* **SOURCE DATA**:
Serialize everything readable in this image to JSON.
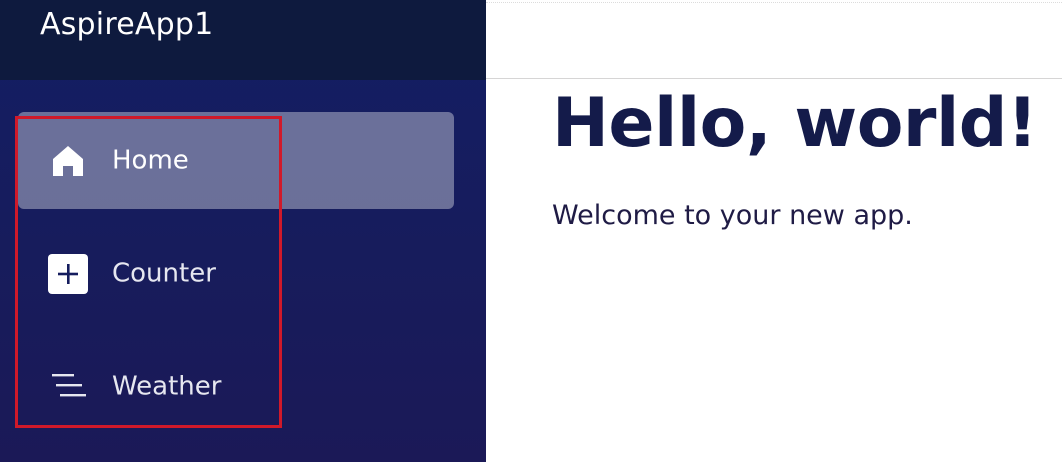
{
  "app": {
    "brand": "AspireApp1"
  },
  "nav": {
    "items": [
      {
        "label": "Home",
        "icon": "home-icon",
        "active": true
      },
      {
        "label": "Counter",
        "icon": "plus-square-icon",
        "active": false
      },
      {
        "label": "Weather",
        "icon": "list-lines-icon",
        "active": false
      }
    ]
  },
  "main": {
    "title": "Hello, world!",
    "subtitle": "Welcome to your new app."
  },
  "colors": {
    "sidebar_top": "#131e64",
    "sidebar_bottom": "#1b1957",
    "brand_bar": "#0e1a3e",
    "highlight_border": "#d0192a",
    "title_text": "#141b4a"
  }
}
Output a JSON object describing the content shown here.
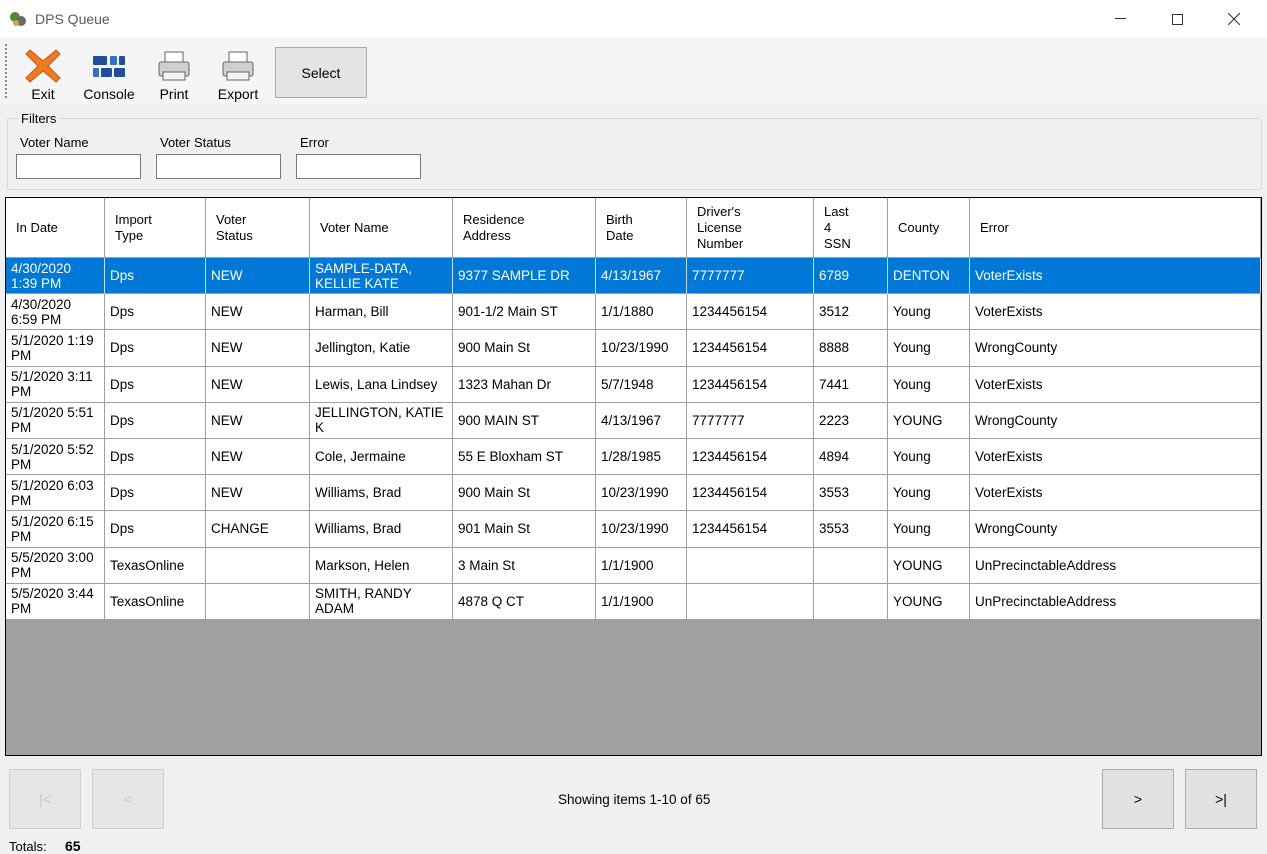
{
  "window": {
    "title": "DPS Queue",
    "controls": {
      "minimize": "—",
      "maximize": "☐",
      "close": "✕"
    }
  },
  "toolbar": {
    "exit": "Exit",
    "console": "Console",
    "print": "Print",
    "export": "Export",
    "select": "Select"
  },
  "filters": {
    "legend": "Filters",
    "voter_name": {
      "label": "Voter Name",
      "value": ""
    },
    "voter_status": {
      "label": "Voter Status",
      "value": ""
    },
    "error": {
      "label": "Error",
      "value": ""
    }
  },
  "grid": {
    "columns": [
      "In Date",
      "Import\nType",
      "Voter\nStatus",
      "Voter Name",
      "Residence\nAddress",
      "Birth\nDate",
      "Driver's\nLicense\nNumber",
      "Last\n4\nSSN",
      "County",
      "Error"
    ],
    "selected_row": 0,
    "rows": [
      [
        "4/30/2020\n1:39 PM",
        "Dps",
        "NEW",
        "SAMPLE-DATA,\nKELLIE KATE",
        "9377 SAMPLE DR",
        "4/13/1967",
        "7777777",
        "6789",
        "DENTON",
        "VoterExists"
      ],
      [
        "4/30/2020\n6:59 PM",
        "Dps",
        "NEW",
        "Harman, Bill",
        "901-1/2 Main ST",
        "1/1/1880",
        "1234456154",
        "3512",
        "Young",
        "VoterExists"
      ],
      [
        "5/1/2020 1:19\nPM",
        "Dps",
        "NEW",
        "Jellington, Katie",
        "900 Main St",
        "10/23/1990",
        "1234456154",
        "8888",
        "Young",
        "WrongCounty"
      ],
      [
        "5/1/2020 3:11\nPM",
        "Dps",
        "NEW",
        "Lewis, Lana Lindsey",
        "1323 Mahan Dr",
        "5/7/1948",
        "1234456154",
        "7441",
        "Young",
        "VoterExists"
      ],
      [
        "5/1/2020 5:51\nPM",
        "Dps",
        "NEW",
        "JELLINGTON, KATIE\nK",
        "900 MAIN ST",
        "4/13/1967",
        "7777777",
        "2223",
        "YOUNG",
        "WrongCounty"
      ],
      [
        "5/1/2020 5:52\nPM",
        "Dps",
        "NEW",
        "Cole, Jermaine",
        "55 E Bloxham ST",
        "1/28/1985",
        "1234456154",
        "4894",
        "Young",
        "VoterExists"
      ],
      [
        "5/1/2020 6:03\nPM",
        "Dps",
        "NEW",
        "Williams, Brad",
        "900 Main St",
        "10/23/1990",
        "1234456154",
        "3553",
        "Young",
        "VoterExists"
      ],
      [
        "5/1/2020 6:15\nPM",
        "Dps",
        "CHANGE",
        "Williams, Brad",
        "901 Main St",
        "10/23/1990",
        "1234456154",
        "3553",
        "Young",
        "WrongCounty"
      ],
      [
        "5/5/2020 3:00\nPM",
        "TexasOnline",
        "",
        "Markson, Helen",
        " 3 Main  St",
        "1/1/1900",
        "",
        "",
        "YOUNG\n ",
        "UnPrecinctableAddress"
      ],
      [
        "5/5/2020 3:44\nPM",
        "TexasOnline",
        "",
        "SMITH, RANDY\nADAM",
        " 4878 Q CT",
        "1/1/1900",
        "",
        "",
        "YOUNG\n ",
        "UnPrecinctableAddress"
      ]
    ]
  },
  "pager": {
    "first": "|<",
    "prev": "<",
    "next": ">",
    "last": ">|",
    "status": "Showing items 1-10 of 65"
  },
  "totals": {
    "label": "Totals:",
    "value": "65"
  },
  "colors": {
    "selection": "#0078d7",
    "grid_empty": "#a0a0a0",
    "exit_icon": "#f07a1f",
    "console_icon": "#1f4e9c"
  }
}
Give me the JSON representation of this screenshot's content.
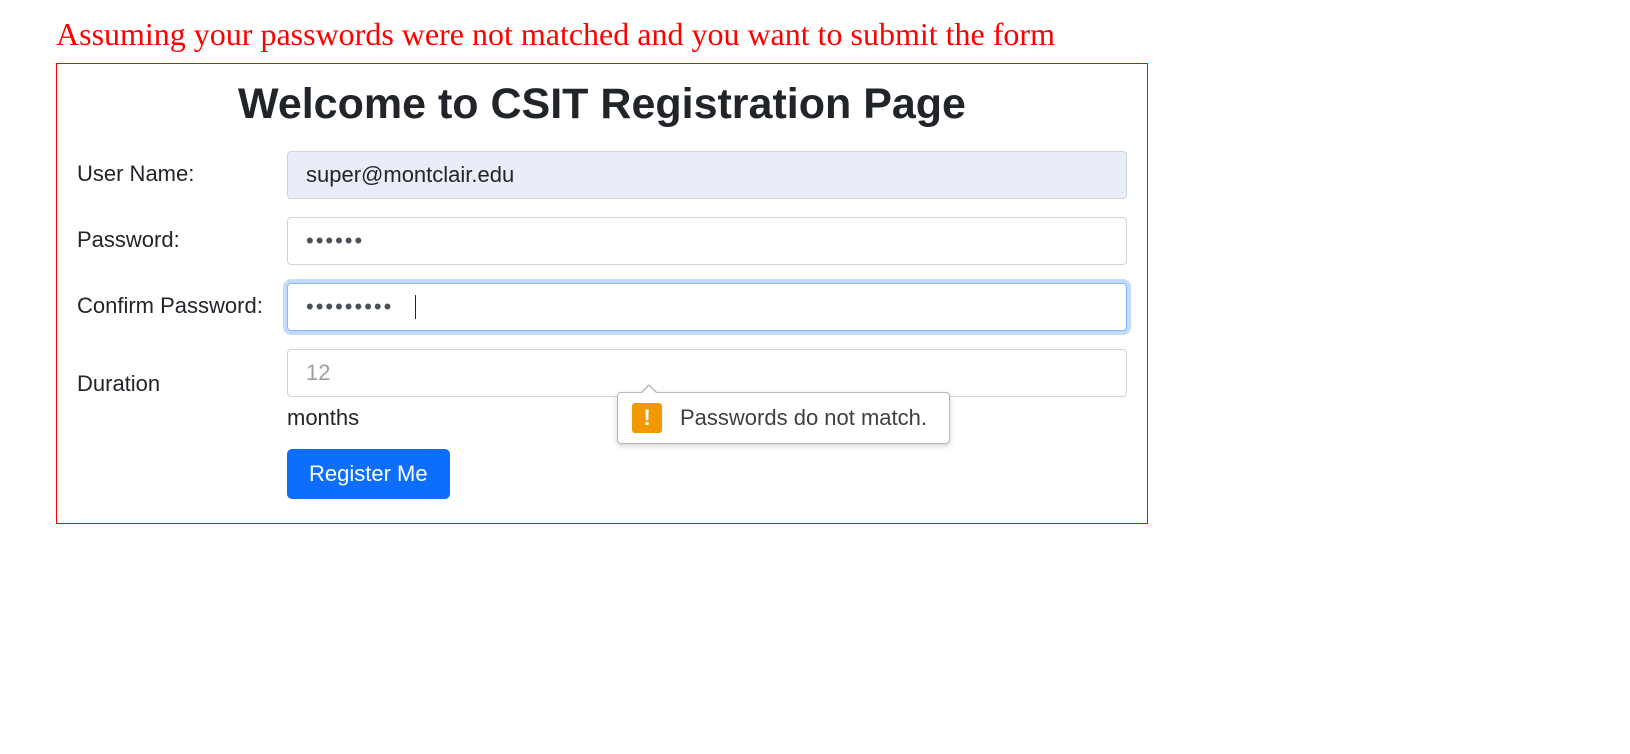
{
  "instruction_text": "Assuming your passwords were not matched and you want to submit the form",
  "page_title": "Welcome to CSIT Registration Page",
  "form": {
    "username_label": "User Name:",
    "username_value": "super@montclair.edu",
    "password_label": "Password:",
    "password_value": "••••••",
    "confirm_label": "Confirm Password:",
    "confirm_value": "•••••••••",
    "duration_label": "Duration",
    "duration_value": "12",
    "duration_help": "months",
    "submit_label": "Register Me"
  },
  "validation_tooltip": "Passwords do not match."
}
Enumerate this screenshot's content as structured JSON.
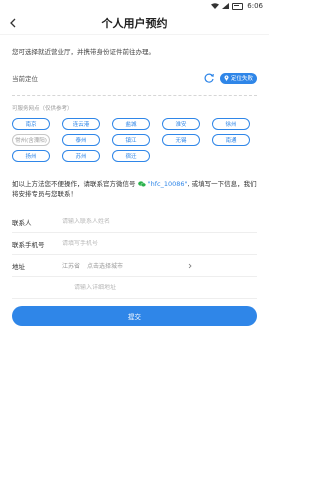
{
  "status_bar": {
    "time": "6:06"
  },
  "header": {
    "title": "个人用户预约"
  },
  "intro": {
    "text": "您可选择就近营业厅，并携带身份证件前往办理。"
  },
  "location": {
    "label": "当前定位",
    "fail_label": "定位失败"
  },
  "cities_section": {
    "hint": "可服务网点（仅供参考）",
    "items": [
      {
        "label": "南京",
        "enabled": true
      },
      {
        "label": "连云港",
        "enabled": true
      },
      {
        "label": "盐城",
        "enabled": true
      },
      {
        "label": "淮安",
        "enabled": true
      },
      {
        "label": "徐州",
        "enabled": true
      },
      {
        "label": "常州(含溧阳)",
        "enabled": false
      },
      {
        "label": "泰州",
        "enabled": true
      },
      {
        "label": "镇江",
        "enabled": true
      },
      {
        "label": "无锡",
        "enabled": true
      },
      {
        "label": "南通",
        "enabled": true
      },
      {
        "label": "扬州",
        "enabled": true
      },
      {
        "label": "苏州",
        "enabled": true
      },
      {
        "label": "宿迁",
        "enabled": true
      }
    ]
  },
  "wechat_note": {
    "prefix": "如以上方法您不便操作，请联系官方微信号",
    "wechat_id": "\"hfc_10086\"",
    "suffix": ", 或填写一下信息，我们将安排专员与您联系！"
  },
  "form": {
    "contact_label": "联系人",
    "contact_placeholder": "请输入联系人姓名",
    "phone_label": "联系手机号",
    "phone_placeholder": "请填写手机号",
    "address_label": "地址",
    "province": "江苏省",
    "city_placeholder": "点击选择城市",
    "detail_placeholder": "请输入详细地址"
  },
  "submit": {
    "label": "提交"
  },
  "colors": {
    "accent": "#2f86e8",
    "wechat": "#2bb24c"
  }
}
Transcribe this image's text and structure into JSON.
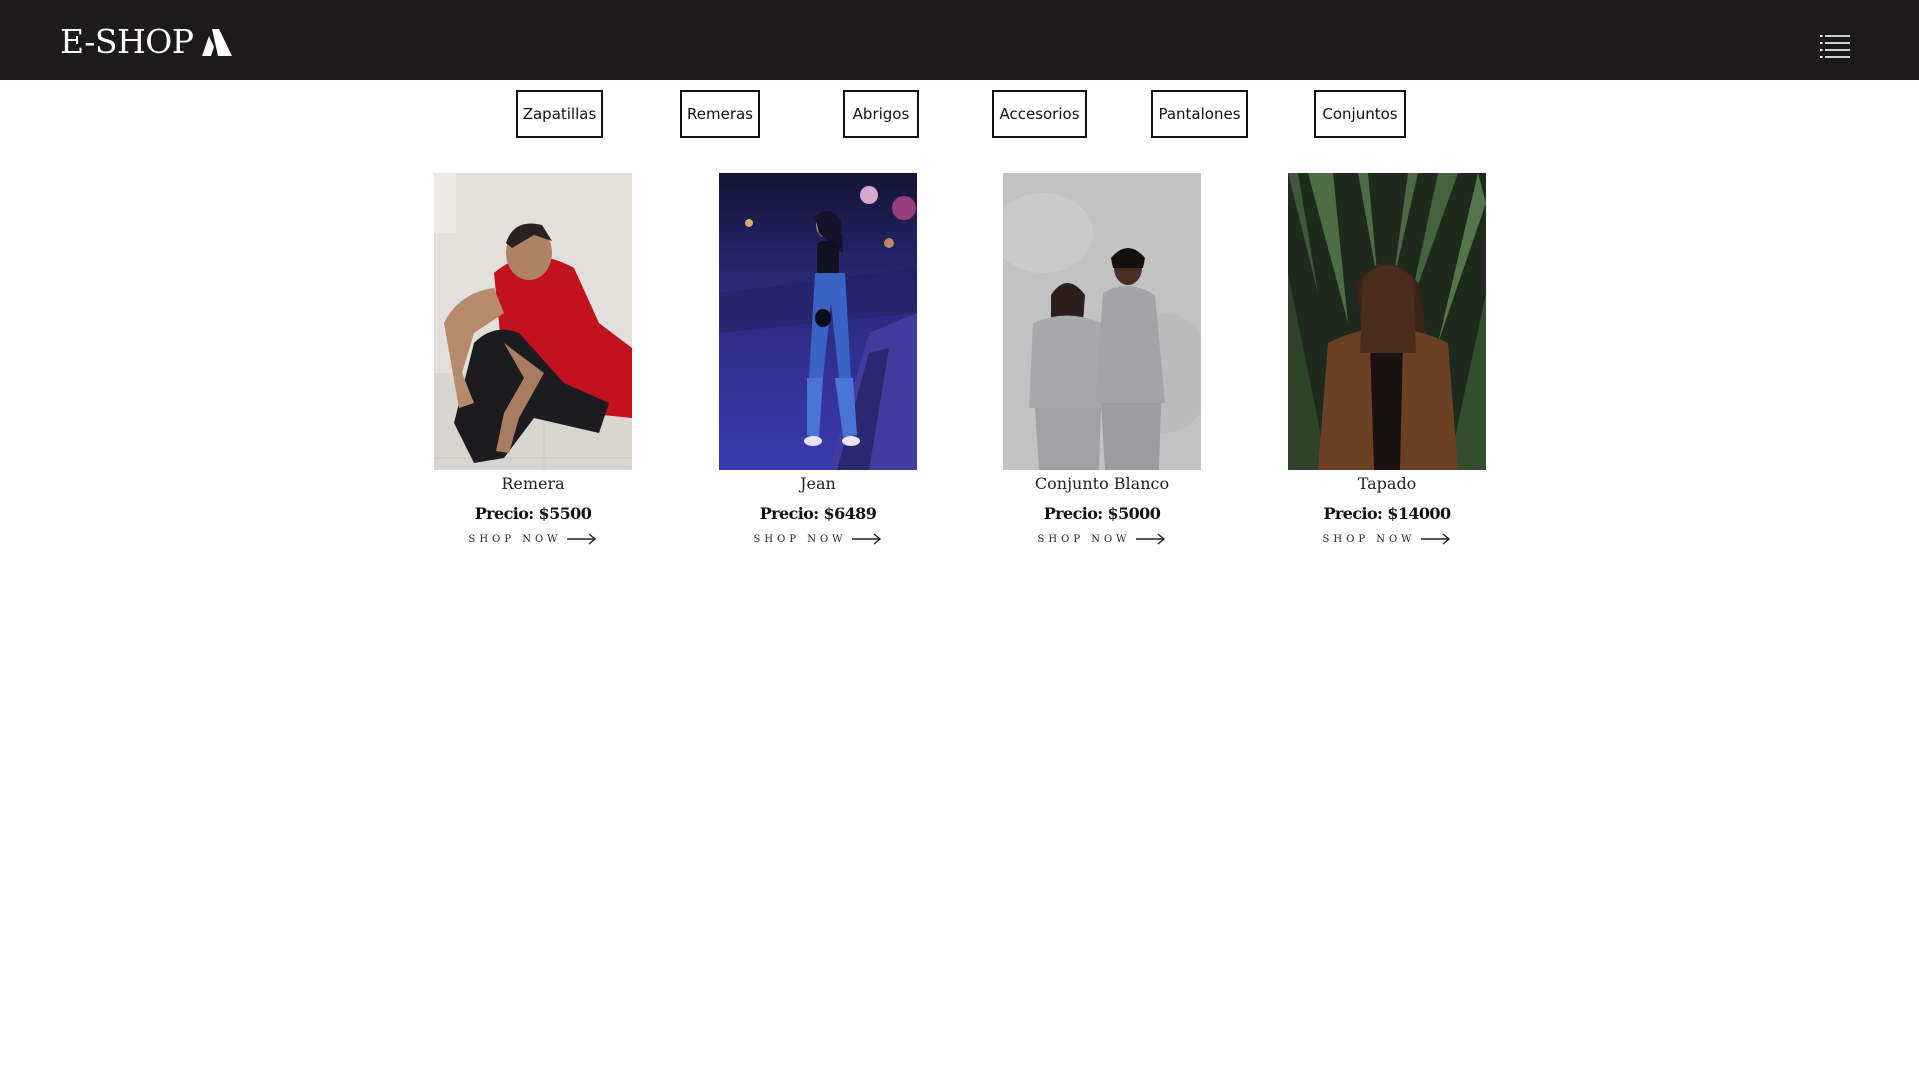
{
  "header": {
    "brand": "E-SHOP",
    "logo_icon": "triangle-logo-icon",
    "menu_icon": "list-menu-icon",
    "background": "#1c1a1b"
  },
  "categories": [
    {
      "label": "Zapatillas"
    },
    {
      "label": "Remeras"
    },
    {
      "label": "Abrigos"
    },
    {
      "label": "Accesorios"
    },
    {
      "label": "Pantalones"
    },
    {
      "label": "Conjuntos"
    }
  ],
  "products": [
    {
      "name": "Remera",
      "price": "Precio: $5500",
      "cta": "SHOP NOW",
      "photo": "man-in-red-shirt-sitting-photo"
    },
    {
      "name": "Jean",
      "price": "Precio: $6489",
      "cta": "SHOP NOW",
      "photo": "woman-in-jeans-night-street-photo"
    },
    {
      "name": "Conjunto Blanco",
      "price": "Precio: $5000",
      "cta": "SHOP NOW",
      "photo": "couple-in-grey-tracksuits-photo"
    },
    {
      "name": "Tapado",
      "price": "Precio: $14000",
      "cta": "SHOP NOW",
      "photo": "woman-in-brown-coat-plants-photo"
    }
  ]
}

* **WHAT YOU SHOULD DO**:
Each line of the data is to be duplicated exactly; pictures stay out of the copy.

* **REPLY TO THE TASK**:
Serialize everything readable in this image to JSON.
{
  "app": {
    "brand": "AspireApp1"
  },
  "nav": {
    "items": [
      {
        "label": "Home",
        "icon": "home-icon",
        "active": true
      },
      {
        "label": "Counter",
        "icon": "plus-square-icon",
        "active": false
      },
      {
        "label": "Weather",
        "icon": "list-lines-icon",
        "active": false
      }
    ]
  },
  "main": {
    "title": "Hello, world!",
    "subtitle": "Welcome to your new app."
  },
  "colors": {
    "sidebar_top": "#131e64",
    "sidebar_bottom": "#1b1957",
    "brand_bar": "#0e1a3e",
    "highlight_border": "#d0192a",
    "title_text": "#141b4a"
  }
}
Output a JSON object describing the content shown here.
{
  "window": {
    "title": "DPS Queue",
    "controls": {
      "minimize": "—",
      "maximize": "☐",
      "close": "✕"
    }
  },
  "toolbar": {
    "exit": "Exit",
    "console": "Console",
    "print": "Print",
    "export": "Export",
    "select": "Select"
  },
  "filters": {
    "legend": "Filters",
    "voter_name": {
      "label": "Voter Name",
      "value": ""
    },
    "voter_status": {
      "label": "Voter Status",
      "value": ""
    },
    "error": {
      "label": "Error",
      "value": ""
    }
  },
  "grid": {
    "columns": [
      "In Date",
      "Import\nType",
      "Voter\nStatus",
      "Voter Name",
      "Residence\nAddress",
      "Birth\nDate",
      "Driver's\nLicense\nNumber",
      "Last\n4\nSSN",
      "County",
      "Error"
    ],
    "selected_row": 0,
    "rows": [
      [
        "4/30/2020\n1:39 PM",
        "Dps",
        "NEW",
        "SAMPLE-DATA,\nKELLIE KATE",
        "9377 SAMPLE DR",
        "4/13/1967",
        "7777777",
        "6789",
        "DENTON",
        "VoterExists"
      ],
      [
        "4/30/2020\n6:59 PM",
        "Dps",
        "NEW",
        "Harman, Bill",
        "901-1/2 Main ST",
        "1/1/1880",
        "1234456154",
        "3512",
        "Young",
        "VoterExists"
      ],
      [
        "5/1/2020 1:19\nPM",
        "Dps",
        "NEW",
        "Jellington, Katie",
        "900 Main St",
        "10/23/1990",
        "1234456154",
        "8888",
        "Young",
        "WrongCounty"
      ],
      [
        "5/1/2020 3:11\nPM",
        "Dps",
        "NEW",
        "Lewis, Lana Lindsey",
        "1323 Mahan Dr",
        "5/7/1948",
        "1234456154",
        "7441",
        "Young",
        "VoterExists"
      ],
      [
        "5/1/2020 5:51\nPM",
        "Dps",
        "NEW",
        "JELLINGTON, KATIE\nK",
        "900 MAIN ST",
        "4/13/1967",
        "7777777",
        "2223",
        "YOUNG",
        "WrongCounty"
      ],
      [
        "5/1/2020 5:52\nPM",
        "Dps",
        "NEW",
        "Cole, Jermaine",
        "55 E Bloxham ST",
        "1/28/1985",
        "1234456154",
        "4894",
        "Young",
        "VoterExists"
      ],
      [
        "5/1/2020 6:03\nPM",
        "Dps",
        "NEW",
        "Williams, Brad",
        "900 Main St",
        "10/23/1990",
        "1234456154",
        "3553",
        "Young",
        "VoterExists"
      ],
      [
        "5/1/2020 6:15\nPM",
        "Dps",
        "CHANGE",
        "Williams, Brad",
        "901 Main St",
        "10/23/1990",
        "1234456154",
        "3553",
        "Young",
        "WrongCounty"
      ],
      [
        "5/5/2020 3:00\nPM",
        "TexasOnline",
        "",
        "Markson, Helen",
        " 3 Main  St",
        "1/1/1900",
        "",
        "",
        "YOUNG\n ",
        "UnPrecinctableAddress"
      ],
      [
        "5/5/2020 3:44\nPM",
        "TexasOnline",
        "",
        "SMITH, RANDY\nADAM",
        " 4878 Q CT",
        "1/1/1900",
        "",
        "",
        "YOUNG\n ",
        "UnPrecinctableAddress"
      ]
    ]
  },
  "pager": {
    "first": "|<",
    "prev": "<",
    "next": ">",
    "last": ">|",
    "status": "Showing items 1-10 of 65"
  },
  "totals": {
    "label": "Totals:",
    "value": "65"
  },
  "colors": {
    "selection": "#0078d7",
    "grid_empty": "#a0a0a0",
    "exit_icon": "#f07a1f",
    "console_icon": "#1f4e9c"
  }
}
Give me the JSON representation of this screenshot's content.
{
  "instruction_text": "Assuming your passwords were not matched and you want to submit the form",
  "page_title": "Welcome to CSIT Registration Page",
  "form": {
    "username_label": "User Name:",
    "username_value": "super@montclair.edu",
    "password_label": "Password:",
    "password_value": "••••••",
    "confirm_label": "Confirm Password:",
    "confirm_value": "•••••••••",
    "duration_label": "Duration",
    "duration_value": "12",
    "duration_help": "months",
    "submit_label": "Register Me"
  },
  "validation_tooltip": "Passwords do not match."
}
Enumerate this screenshot's content as structured JSON.
{
  "status_bar": {
    "time": "6:06"
  },
  "header": {
    "title": "个人用户预约"
  },
  "intro": {
    "text": "您可选择就近营业厅，并携带身份证件前往办理。"
  },
  "location": {
    "label": "当前定位",
    "fail_label": "定位失败"
  },
  "cities_section": {
    "hint": "可服务网点（仅供参考）",
    "items": [
      {
        "label": "南京",
        "enabled": true
      },
      {
        "label": "连云港",
        "enabled": true
      },
      {
        "label": "盐城",
        "enabled": true
      },
      {
        "label": "淮安",
        "enabled": true
      },
      {
        "label": "徐州",
        "enabled": true
      },
      {
        "label": "常州(含溧阳)",
        "enabled": false
      },
      {
        "label": "泰州",
        "enabled": true
      },
      {
        "label": "镇江",
        "enabled": true
      },
      {
        "label": "无锡",
        "enabled": true
      },
      {
        "label": "南通",
        "enabled": true
      },
      {
        "label": "扬州",
        "enabled": true
      },
      {
        "label": "苏州",
        "enabled": true
      },
      {
        "label": "宿迁",
        "enabled": true
      }
    ]
  },
  "wechat_note": {
    "prefix": "如以上方法您不便操作，请联系官方微信号",
    "wechat_id": "\"hfc_10086\"",
    "suffix": ", 或填写一下信息，我们将安排专员与您联系！"
  },
  "form": {
    "contact_label": "联系人",
    "contact_placeholder": "请输入联系人姓名",
    "phone_label": "联系手机号",
    "phone_placeholder": "请填写手机号",
    "address_label": "地址",
    "province": "江苏省",
    "city_placeholder": "点击选择城市",
    "detail_placeholder": "请输入详细地址"
  },
  "submit": {
    "label": "提交"
  },
  "colors": {
    "accent": "#2f86e8",
    "wechat": "#2bb24c"
  }
}
Transcribe this image's text and structure into JSON.
{
  "header": {
    "brand": "E-SHOP",
    "logo_icon": "triangle-logo-icon",
    "menu_icon": "list-menu-icon",
    "background": "#1c1a1b"
  },
  "categories": [
    {
      "label": "Zapatillas"
    },
    {
      "label": "Remeras"
    },
    {
      "label": "Abrigos"
    },
    {
      "label": "Accesorios"
    },
    {
      "label": "Pantalones"
    },
    {
      "label": "Conjuntos"
    }
  ],
  "products": [
    {
      "name": "Remera",
      "price": "Precio: $5500",
      "cta": "SHOP NOW",
      "photo": "man-in-red-shirt-sitting-photo"
    },
    {
      "name": "Jean",
      "price": "Precio: $6489",
      "cta": "SHOP NOW",
      "photo": "woman-in-jeans-night-street-photo"
    },
    {
      "name": "Conjunto Blanco",
      "price": "Precio: $5000",
      "cta": "SHOP NOW",
      "photo": "couple-in-grey-tracksuits-photo"
    },
    {
      "name": "Tapado",
      "price": "Precio: $14000",
      "cta": "SHOP NOW",
      "photo": "woman-in-brown-coat-plants-photo"
    }
  ]
}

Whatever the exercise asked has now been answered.